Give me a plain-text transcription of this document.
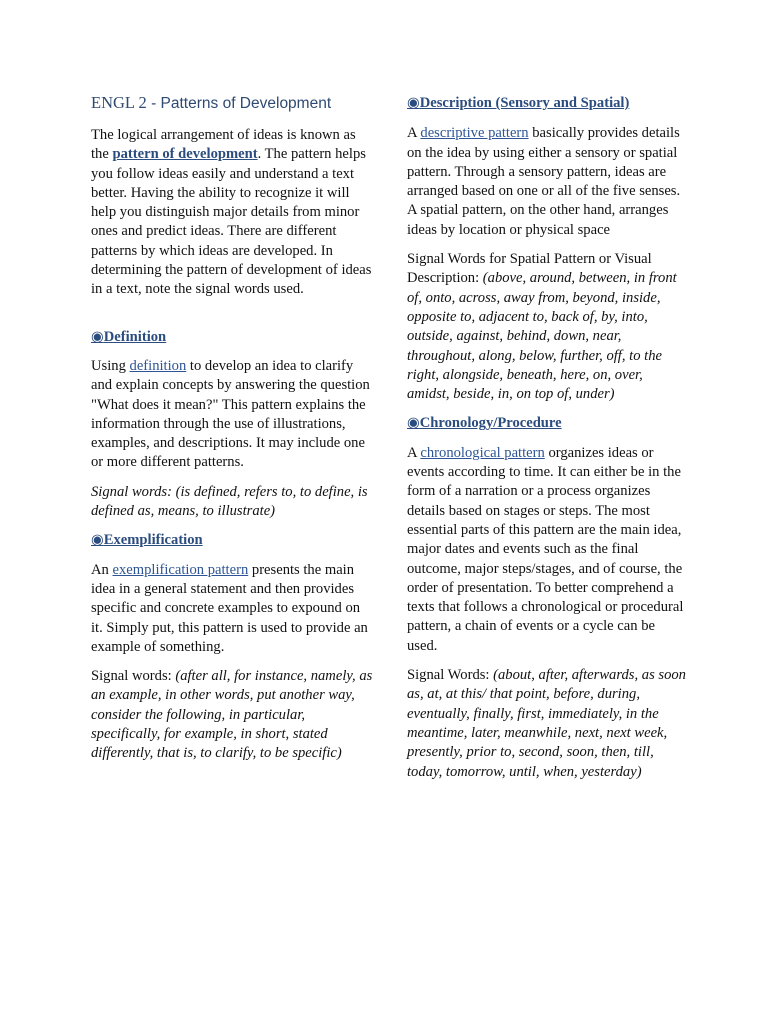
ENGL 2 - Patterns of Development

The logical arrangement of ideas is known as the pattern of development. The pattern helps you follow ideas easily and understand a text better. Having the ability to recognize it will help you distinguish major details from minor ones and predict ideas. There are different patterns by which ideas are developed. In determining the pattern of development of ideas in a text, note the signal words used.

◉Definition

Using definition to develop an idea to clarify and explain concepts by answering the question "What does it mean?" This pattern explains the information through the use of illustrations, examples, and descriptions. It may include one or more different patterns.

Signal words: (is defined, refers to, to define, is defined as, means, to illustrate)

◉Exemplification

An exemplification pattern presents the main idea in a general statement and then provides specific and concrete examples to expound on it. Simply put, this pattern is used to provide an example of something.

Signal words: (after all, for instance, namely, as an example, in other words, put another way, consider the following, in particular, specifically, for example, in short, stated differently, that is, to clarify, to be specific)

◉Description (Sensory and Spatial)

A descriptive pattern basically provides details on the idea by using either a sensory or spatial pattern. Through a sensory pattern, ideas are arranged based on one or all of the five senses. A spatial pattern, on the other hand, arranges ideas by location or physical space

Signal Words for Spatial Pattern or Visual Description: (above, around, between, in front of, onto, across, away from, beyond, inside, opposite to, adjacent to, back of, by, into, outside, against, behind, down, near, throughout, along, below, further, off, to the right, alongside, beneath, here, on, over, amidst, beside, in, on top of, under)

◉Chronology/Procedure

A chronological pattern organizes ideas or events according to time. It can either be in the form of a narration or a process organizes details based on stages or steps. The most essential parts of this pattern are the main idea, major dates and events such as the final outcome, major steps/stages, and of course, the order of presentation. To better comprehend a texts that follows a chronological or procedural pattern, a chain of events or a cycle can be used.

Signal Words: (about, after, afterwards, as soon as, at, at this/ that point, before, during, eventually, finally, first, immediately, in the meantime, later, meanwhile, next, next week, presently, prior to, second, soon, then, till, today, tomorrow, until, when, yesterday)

---

Aim of the exercise » Restate the listing above word for word, and skip the pictures.

Exercise output »
Give me a plain-text transcription of this document.
ENGL 2 - Patterns of Development

The logical arrangement of ideas is known as the pattern of development. The pattern helps you follow ideas easily and understand a text better. Having the ability to recognize it will help you distinguish major details from minor ones and predict ideas. There are different patterns by which ideas are developed. In determining the pattern of development of ideas in a text, note the signal words used.

◉Definition

Using definition to develop an idea to clarify and explain concepts by answering the question "What does it mean?" This pattern explains the information through the use of illustrations, examples, and descriptions. It may include one or more different patterns.

Signal words: (is defined, refers to, to define, is defined as, means, to illustrate)

◉Exemplification

An exemplification pattern presents the main idea in a general statement and then provides specific and concrete examples to expound on it. Simply put, this pattern is used to provide an example of something.

Signal words: (after all, for instance, namely, as an example, in other words, put another way, consider the following, in particular, specifically, for example, in short, stated differently, that is, to clarify, to be specific)

◉Description (Sensory and Spatial)

A descriptive pattern basically provides details on the idea by using either a sensory or spatial pattern. Through a sensory pattern, ideas are arranged based on one or all of the five senses. A spatial pattern, on the other hand, arranges ideas by location or physical space

Signal Words for Spatial Pattern or Visual Description: (above, around, between, in front of, onto, across, away from, beyond, inside, opposite to, adjacent to, back of, by, into, outside, against, behind, down, near, throughout, along, below, further, off, to the right, alongside, beneath, here, on, over, amidst, beside, in, on top of, under)

◉Chronology/Procedure

A chronological pattern organizes ideas or events according to time. It can either be in the form of a narration or a process organizes details based on stages or steps. The most essential parts of this pattern are the main idea, major dates and events such as the final outcome, major steps/stages, and of course, the order of presentation. To better comprehend a texts that follows a chronological or procedural pattern, a chain of events or a cycle can be used.

Signal Words: (about, after, afterwards, as soon as, at, at this/ that point, before, during, eventually, finally, first, immediately, in the meantime, later, meanwhile, next, next week, presently, prior to, second, soon, then, till, today, tomorrow, until, when, yesterday)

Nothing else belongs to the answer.